Pull every line containing the word "name" from the records.

**** Input material

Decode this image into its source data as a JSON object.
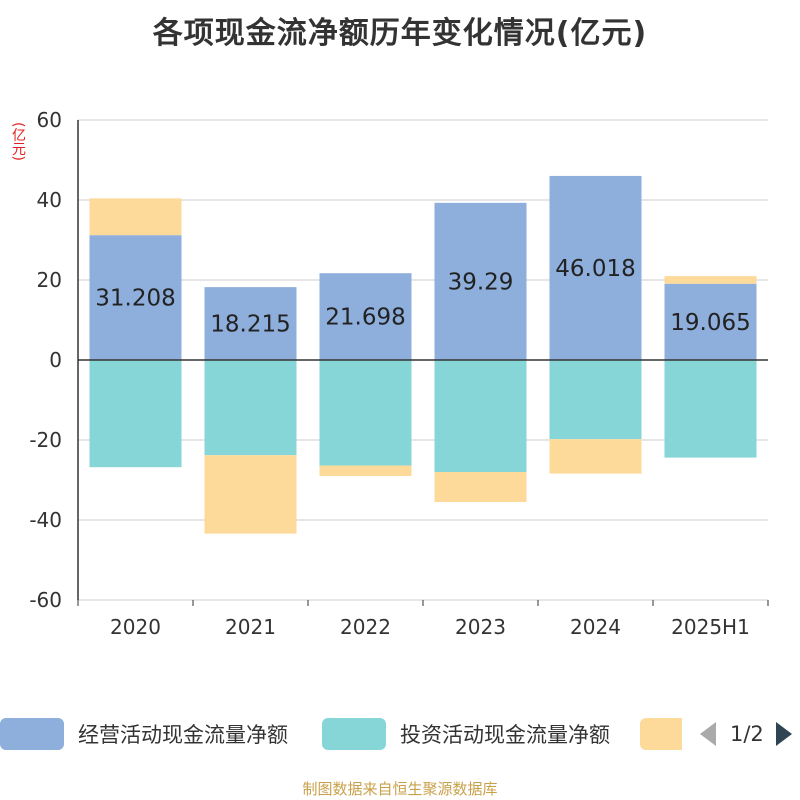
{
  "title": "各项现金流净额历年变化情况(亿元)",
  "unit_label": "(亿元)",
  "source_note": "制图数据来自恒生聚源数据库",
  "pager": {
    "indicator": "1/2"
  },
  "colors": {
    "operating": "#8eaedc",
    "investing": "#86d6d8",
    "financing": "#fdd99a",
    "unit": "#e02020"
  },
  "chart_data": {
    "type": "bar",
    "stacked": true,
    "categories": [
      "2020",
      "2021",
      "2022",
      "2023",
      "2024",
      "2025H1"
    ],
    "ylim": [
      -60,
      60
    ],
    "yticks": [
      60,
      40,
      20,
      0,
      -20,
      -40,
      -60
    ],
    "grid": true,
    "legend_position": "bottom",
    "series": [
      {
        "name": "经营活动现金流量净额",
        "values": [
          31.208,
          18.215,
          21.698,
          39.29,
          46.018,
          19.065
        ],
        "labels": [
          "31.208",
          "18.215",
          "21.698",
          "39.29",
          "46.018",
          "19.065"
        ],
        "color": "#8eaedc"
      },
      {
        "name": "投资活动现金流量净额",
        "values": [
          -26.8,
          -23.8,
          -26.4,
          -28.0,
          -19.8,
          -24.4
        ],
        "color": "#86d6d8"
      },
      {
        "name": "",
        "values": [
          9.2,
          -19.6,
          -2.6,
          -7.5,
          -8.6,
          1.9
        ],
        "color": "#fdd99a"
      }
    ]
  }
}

********

§ **Solution for this problem**
        "name": "经营活动现金流量净额",
        "name": "投资活动现金流量净额",
        "name": "",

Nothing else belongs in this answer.